• _Material supplied_:
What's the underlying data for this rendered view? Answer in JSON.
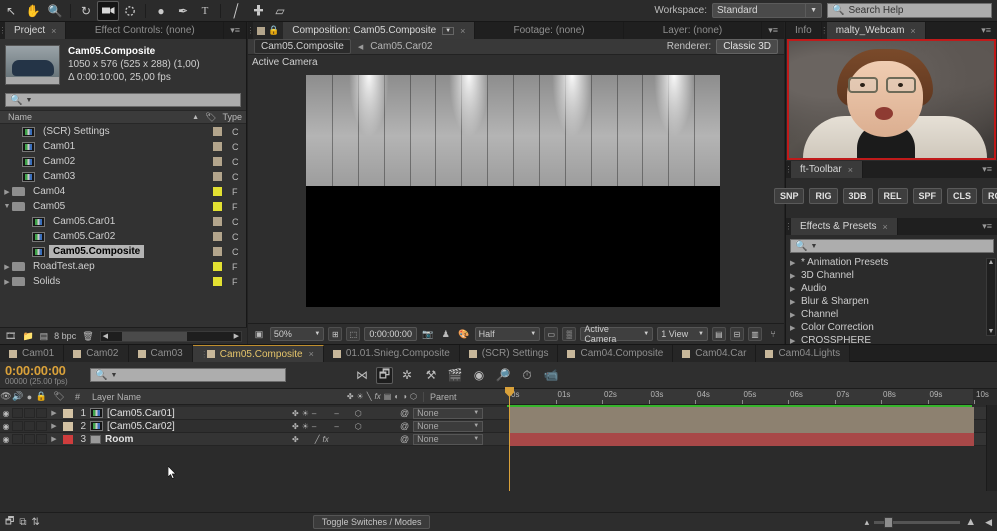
{
  "app": {
    "toolbar_tools": [
      {
        "name": "selection-tool",
        "glyph": "↖",
        "selected": false
      },
      {
        "name": "hand-tool",
        "glyph": "✋",
        "selected": false
      },
      {
        "name": "zoom-tool",
        "glyph": "⚲",
        "selected": false
      },
      {
        "name": "rotation-tool",
        "glyph": "↻",
        "selected": false
      },
      {
        "name": "camera-tool",
        "glyph": "🎥",
        "selected": true
      },
      {
        "name": "pan-behind-tool",
        "glyph": "⌘",
        "selected": false
      },
      {
        "name": "shape-tool",
        "glyph": "●",
        "selected": false
      },
      {
        "name": "pen-tool",
        "glyph": "✒",
        "selected": false
      },
      {
        "name": "text-tool",
        "glyph": "T",
        "selected": false
      },
      {
        "name": "brush-tool",
        "glyph": "╱",
        "selected": false
      },
      {
        "name": "clone-stamp-tool",
        "glyph": "⚓",
        "selected": false
      },
      {
        "name": "eraser-tool",
        "glyph": "▱",
        "selected": false
      }
    ],
    "workspace_label": "Workspace:",
    "workspace_value": "Standard",
    "search_help_placeholder": "Search Help"
  },
  "project": {
    "tabs": [
      {
        "label": "Project",
        "active": true,
        "closeable": true
      },
      {
        "label": "Effect Controls: (none)",
        "active": false,
        "closeable": false
      }
    ],
    "selected_item": {
      "name": "Cam05.Composite",
      "line1": "1050 x 576  (525 x 288) (1,00)",
      "line2": "Δ 0:00:10:00, 25,00 fps"
    },
    "search_placeholder": "",
    "columns": [
      "Name",
      "Type"
    ],
    "items": [
      {
        "label": "(SCR) Settings",
        "icon": "composition-icon",
        "indent": 1,
        "twirl": "",
        "swatch": "#b3a58c",
        "type": "C",
        "selected": false
      },
      {
        "label": "Cam01",
        "icon": "composition-icon",
        "indent": 1,
        "twirl": "",
        "swatch": "#b3a58c",
        "type": "C",
        "selected": false
      },
      {
        "label": "Cam02",
        "icon": "composition-icon",
        "indent": 1,
        "twirl": "",
        "swatch": "#b3a58c",
        "type": "C",
        "selected": false
      },
      {
        "label": "Cam03",
        "icon": "composition-icon",
        "indent": 1,
        "twirl": "",
        "swatch": "#b3a58c",
        "type": "C",
        "selected": false
      },
      {
        "label": "Cam04",
        "icon": "folder-icon",
        "indent": 0,
        "twirl": "▶",
        "swatch": "#e3e132",
        "type": "F",
        "selected": false
      },
      {
        "label": "Cam05",
        "icon": "folder-icon",
        "indent": 0,
        "twirl": "▼",
        "swatch": "#e3e132",
        "type": "F",
        "selected": false
      },
      {
        "label": "Cam05.Car01",
        "icon": "composition-icon",
        "indent": 2,
        "twirl": "",
        "swatch": "#b3a58c",
        "type": "C",
        "selected": false
      },
      {
        "label": "Cam05.Car02",
        "icon": "composition-icon",
        "indent": 2,
        "twirl": "",
        "swatch": "#b3a58c",
        "type": "C",
        "selected": false
      },
      {
        "label": "Cam05.Composite",
        "icon": "composition-icon",
        "indent": 2,
        "twirl": "",
        "swatch": "#b3a58c",
        "type": "C",
        "selected": true
      },
      {
        "label": "RoadTest.aep",
        "icon": "folder-icon",
        "indent": 0,
        "twirl": "▶",
        "swatch": "#e3e132",
        "type": "F",
        "selected": false
      },
      {
        "label": "Solids",
        "icon": "folder-icon",
        "indent": 0,
        "twirl": "▶",
        "swatch": "#e3e132",
        "type": "F",
        "selected": false
      }
    ],
    "footer": {
      "bit_depth": "8 bpc"
    }
  },
  "composition": {
    "tabs": [
      {
        "label": "Composition: Cam05.Composite",
        "active": true,
        "closeable": true
      },
      {
        "label": "Footage: (none)",
        "active": false,
        "closeable": false
      },
      {
        "label": "Layer: (none)",
        "active": false,
        "closeable": false
      }
    ],
    "breadcrumb_active": "Cam05.Composite",
    "breadcrumb_next": "Cam05.Car02",
    "renderer_label": "Renderer:",
    "renderer_value": "Classic 3D",
    "view_label": "Active Camera",
    "bottom_bar": {
      "zoom": "50%",
      "time": "0:00:00:00",
      "resolution": "Half",
      "camera_view": "Active Camera",
      "view_count": "1 View"
    }
  },
  "right_column": {
    "info_tab": "Info",
    "webcam_tab": "malty_Webcam",
    "ft_toolbar_tab": "ft-Toolbar",
    "ft_buttons": [
      "SNP",
      "RIG",
      "3DB",
      "REL",
      "SPF",
      "CLS",
      "ROI"
    ],
    "effects_tab": "Effects & Presets",
    "effects_search_placeholder": "",
    "effects_items": [
      "* Animation Presets",
      "3D Channel",
      "Audio",
      "Blur & Sharpen",
      "Channel",
      "Color Correction",
      "CROSSPHERE"
    ]
  },
  "timeline": {
    "tabs": [
      {
        "label": "Cam01",
        "active": false,
        "closeable": false
      },
      {
        "label": "Cam02",
        "active": false,
        "closeable": false
      },
      {
        "label": "Cam03",
        "active": false,
        "closeable": false
      },
      {
        "label": "Cam05.Composite",
        "active": true,
        "closeable": true
      },
      {
        "label": "01.01.Snieg.Composite",
        "active": false,
        "closeable": false
      },
      {
        "label": "(SCR) Settings",
        "active": false,
        "closeable": false
      },
      {
        "label": "Cam04.Composite",
        "active": false,
        "closeable": false
      },
      {
        "label": "Cam04.Car",
        "active": false,
        "closeable": false
      },
      {
        "label": "Cam04.Lights",
        "active": false,
        "closeable": false
      }
    ],
    "current_time": "0:00:00:00",
    "frame_info": "00000 (25.00 fps)",
    "search_placeholder": "",
    "columns": {
      "layer_name": "Layer Name",
      "parent": "Parent"
    },
    "ruler_ticks": [
      "0s",
      "01s",
      "02s",
      "03s",
      "04s",
      "05s",
      "06s",
      "07s",
      "08s",
      "09s",
      "10s"
    ],
    "layers": [
      {
        "index": "1",
        "name": "[Cam05.Car01]",
        "icon": "composition-icon",
        "color": "#d4c3a4",
        "bar_color": "#8d8170",
        "parent": "None",
        "fx": false
      },
      {
        "index": "2",
        "name": "[Cam05.Car02]",
        "icon": "composition-icon",
        "color": "#d4c3a4",
        "bar_color": "#8d8170",
        "parent": "None",
        "fx": false
      },
      {
        "index": "3",
        "name": "Room",
        "icon": "solid-icon",
        "color": "#cf3d3d",
        "bar_color": "#a84848",
        "parent": "None",
        "fx": true
      }
    ],
    "toggle_button": "Toggle Switches / Modes"
  },
  "colors": {
    "accent_orange": "#d9a13a",
    "webcam_border": "#c01a1a",
    "work_area_green": "#36b52c",
    "tab_active": "#3a3a3a"
  }
}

• _Exercise_:
Reproduce the full material exactly, excluding the pictures.

• _Result below_:
What's the underlying data for this rendered view? Answer in JSON.
{
  "app": {
    "toolbar_tools": [
      {
        "name": "selection-tool",
        "glyph": "↖",
        "selected": false
      },
      {
        "name": "hand-tool",
        "glyph": "✋",
        "selected": false
      },
      {
        "name": "zoom-tool",
        "glyph": "⚲",
        "selected": false
      },
      {
        "name": "rotation-tool",
        "glyph": "↻",
        "selected": false
      },
      {
        "name": "camera-tool",
        "glyph": "🎥",
        "selected": true
      },
      {
        "name": "pan-behind-tool",
        "glyph": "⌘",
        "selected": false
      },
      {
        "name": "shape-tool",
        "glyph": "●",
        "selected": false
      },
      {
        "name": "pen-tool",
        "glyph": "✒",
        "selected": false
      },
      {
        "name": "text-tool",
        "glyph": "T",
        "selected": false
      },
      {
        "name": "brush-tool",
        "glyph": "╱",
        "selected": false
      },
      {
        "name": "clone-stamp-tool",
        "glyph": "⚓",
        "selected": false
      },
      {
        "name": "eraser-tool",
        "glyph": "▱",
        "selected": false
      }
    ],
    "workspace_label": "Workspace:",
    "workspace_value": "Standard",
    "search_help_placeholder": "Search Help"
  },
  "project": {
    "tabs": [
      {
        "label": "Project",
        "active": true,
        "closeable": true
      },
      {
        "label": "Effect Controls: (none)",
        "active": false,
        "closeable": false
      }
    ],
    "selected_item": {
      "name": "Cam05.Composite",
      "line1": "1050 x 576  (525 x 288) (1,00)",
      "line2": "Δ 0:00:10:00, 25,00 fps"
    },
    "search_placeholder": "",
    "columns": [
      "Name",
      "Type"
    ],
    "items": [
      {
        "label": "(SCR) Settings",
        "icon": "composition-icon",
        "indent": 1,
        "twirl": "",
        "swatch": "#b3a58c",
        "type": "C",
        "selected": false
      },
      {
        "label": "Cam01",
        "icon": "composition-icon",
        "indent": 1,
        "twirl": "",
        "swatch": "#b3a58c",
        "type": "C",
        "selected": false
      },
      {
        "label": "Cam02",
        "icon": "composition-icon",
        "indent": 1,
        "twirl": "",
        "swatch": "#b3a58c",
        "type": "C",
        "selected": false
      },
      {
        "label": "Cam03",
        "icon": "composition-icon",
        "indent": 1,
        "twirl": "",
        "swatch": "#b3a58c",
        "type": "C",
        "selected": false
      },
      {
        "label": "Cam04",
        "icon": "folder-icon",
        "indent": 0,
        "twirl": "▶",
        "swatch": "#e3e132",
        "type": "F",
        "selected": false
      },
      {
        "label": "Cam05",
        "icon": "folder-icon",
        "indent": 0,
        "twirl": "▼",
        "swatch": "#e3e132",
        "type": "F",
        "selected": false
      },
      {
        "label": "Cam05.Car01",
        "icon": "composition-icon",
        "indent": 2,
        "twirl": "",
        "swatch": "#b3a58c",
        "type": "C",
        "selected": false
      },
      {
        "label": "Cam05.Car02",
        "icon": "composition-icon",
        "indent": 2,
        "twirl": "",
        "swatch": "#b3a58c",
        "type": "C",
        "selected": false
      },
      {
        "label": "Cam05.Composite",
        "icon": "composition-icon",
        "indent": 2,
        "twirl": "",
        "swatch": "#b3a58c",
        "type": "C",
        "selected": true
      },
      {
        "label": "RoadTest.aep",
        "icon": "folder-icon",
        "indent": 0,
        "twirl": "▶",
        "swatch": "#e3e132",
        "type": "F",
        "selected": false
      },
      {
        "label": "Solids",
        "icon": "folder-icon",
        "indent": 0,
        "twirl": "▶",
        "swatch": "#e3e132",
        "type": "F",
        "selected": false
      }
    ],
    "footer": {
      "bit_depth": "8 bpc"
    }
  },
  "composition": {
    "tabs": [
      {
        "label": "Composition: Cam05.Composite",
        "active": true,
        "closeable": true
      },
      {
        "label": "Footage: (none)",
        "active": false,
        "closeable": false
      },
      {
        "label": "Layer: (none)",
        "active": false,
        "closeable": false
      }
    ],
    "breadcrumb_active": "Cam05.Composite",
    "breadcrumb_next": "Cam05.Car02",
    "renderer_label": "Renderer:",
    "renderer_value": "Classic 3D",
    "view_label": "Active Camera",
    "bottom_bar": {
      "zoom": "50%",
      "time": "0:00:00:00",
      "resolution": "Half",
      "camera_view": "Active Camera",
      "view_count": "1 View"
    }
  },
  "right_column": {
    "info_tab": "Info",
    "webcam_tab": "malty_Webcam",
    "ft_toolbar_tab": "ft-Toolbar",
    "ft_buttons": [
      "SNP",
      "RIG",
      "3DB",
      "REL",
      "SPF",
      "CLS",
      "ROI"
    ],
    "effects_tab": "Effects & Presets",
    "effects_search_placeholder": "",
    "effects_items": [
      "* Animation Presets",
      "3D Channel",
      "Audio",
      "Blur & Sharpen",
      "Channel",
      "Color Correction",
      "CROSSPHERE"
    ]
  },
  "timeline": {
    "tabs": [
      {
        "label": "Cam01",
        "active": false,
        "closeable": false
      },
      {
        "label": "Cam02",
        "active": false,
        "closeable": false
      },
      {
        "label": "Cam03",
        "active": false,
        "closeable": false
      },
      {
        "label": "Cam05.Composite",
        "active": true,
        "closeable": true
      },
      {
        "label": "01.01.Snieg.Composite",
        "active": false,
        "closeable": false
      },
      {
        "label": "(SCR) Settings",
        "active": false,
        "closeable": false
      },
      {
        "label": "Cam04.Composite",
        "active": false,
        "closeable": false
      },
      {
        "label": "Cam04.Car",
        "active": false,
        "closeable": false
      },
      {
        "label": "Cam04.Lights",
        "active": false,
        "closeable": false
      }
    ],
    "current_time": "0:00:00:00",
    "frame_info": "00000 (25.00 fps)",
    "search_placeholder": "",
    "columns": {
      "layer_name": "Layer Name",
      "parent": "Parent"
    },
    "ruler_ticks": [
      "0s",
      "01s",
      "02s",
      "03s",
      "04s",
      "05s",
      "06s",
      "07s",
      "08s",
      "09s",
      "10s"
    ],
    "layers": [
      {
        "index": "1",
        "name": "[Cam05.Car01]",
        "icon": "composition-icon",
        "color": "#d4c3a4",
        "bar_color": "#8d8170",
        "parent": "None",
        "fx": false
      },
      {
        "index": "2",
        "name": "[Cam05.Car02]",
        "icon": "composition-icon",
        "color": "#d4c3a4",
        "bar_color": "#8d8170",
        "parent": "None",
        "fx": false
      },
      {
        "index": "3",
        "name": "Room",
        "icon": "solid-icon",
        "color": "#cf3d3d",
        "bar_color": "#a84848",
        "parent": "None",
        "fx": true
      }
    ],
    "toggle_button": "Toggle Switches / Modes"
  },
  "colors": {
    "accent_orange": "#d9a13a",
    "webcam_border": "#c01a1a",
    "work_area_green": "#36b52c",
    "tab_active": "#3a3a3a"
  }
}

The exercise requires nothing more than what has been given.